#### STATED TASK:
Determine which lines of the records include the word "sexualisierte", and copy them.
• • • • • • •
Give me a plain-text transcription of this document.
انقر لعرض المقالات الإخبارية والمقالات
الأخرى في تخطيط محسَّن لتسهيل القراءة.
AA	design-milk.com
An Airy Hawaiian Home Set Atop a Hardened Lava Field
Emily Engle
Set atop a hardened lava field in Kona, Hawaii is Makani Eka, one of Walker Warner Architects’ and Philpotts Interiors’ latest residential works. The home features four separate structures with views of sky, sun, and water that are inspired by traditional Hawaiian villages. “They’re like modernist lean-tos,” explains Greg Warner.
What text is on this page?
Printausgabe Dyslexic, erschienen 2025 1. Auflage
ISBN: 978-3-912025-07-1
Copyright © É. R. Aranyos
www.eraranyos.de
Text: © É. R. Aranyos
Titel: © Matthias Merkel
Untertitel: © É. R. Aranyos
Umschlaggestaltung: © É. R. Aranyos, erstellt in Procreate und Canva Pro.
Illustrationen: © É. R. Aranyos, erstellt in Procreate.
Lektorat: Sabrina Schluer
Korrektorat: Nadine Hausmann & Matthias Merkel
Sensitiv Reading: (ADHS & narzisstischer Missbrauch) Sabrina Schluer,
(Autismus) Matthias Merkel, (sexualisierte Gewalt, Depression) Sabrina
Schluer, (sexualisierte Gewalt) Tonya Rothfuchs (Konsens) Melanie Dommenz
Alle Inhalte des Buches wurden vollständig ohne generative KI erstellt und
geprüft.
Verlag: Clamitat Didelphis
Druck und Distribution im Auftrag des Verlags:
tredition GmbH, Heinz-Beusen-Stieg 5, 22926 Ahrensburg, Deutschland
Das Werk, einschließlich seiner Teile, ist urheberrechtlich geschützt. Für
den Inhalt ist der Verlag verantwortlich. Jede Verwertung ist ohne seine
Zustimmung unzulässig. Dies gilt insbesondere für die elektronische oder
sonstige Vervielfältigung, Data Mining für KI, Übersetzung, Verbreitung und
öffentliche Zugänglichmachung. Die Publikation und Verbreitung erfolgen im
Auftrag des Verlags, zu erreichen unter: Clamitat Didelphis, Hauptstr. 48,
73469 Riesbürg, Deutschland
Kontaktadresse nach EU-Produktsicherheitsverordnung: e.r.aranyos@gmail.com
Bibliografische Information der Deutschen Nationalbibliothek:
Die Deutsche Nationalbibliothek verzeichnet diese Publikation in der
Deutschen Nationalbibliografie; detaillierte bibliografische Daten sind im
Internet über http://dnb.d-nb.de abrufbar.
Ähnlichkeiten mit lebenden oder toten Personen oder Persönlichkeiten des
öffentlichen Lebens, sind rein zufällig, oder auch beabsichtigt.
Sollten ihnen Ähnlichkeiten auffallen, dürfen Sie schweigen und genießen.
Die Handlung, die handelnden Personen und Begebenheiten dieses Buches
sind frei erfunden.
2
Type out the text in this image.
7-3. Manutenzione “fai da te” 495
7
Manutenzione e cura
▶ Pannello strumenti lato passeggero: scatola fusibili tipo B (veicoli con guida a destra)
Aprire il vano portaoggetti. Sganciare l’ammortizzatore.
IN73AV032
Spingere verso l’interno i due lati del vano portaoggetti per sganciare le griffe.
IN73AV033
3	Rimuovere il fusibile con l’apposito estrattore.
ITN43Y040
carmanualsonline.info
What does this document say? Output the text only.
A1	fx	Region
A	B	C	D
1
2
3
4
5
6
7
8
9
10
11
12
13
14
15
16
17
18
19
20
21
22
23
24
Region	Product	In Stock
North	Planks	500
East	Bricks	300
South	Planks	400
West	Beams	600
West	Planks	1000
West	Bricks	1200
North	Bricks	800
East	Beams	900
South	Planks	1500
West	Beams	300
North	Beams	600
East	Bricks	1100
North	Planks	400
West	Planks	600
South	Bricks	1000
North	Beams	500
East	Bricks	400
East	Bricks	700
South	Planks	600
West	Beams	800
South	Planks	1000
• • • • • • •
#### RESULT:
(Autismus) Matthias Merkel, (sexualisierte Gewalt, Depression) Sabrina
Schluer, (sexualisierte Gewalt) Tonya Rothfuchs (Konsens) Melanie Dommenz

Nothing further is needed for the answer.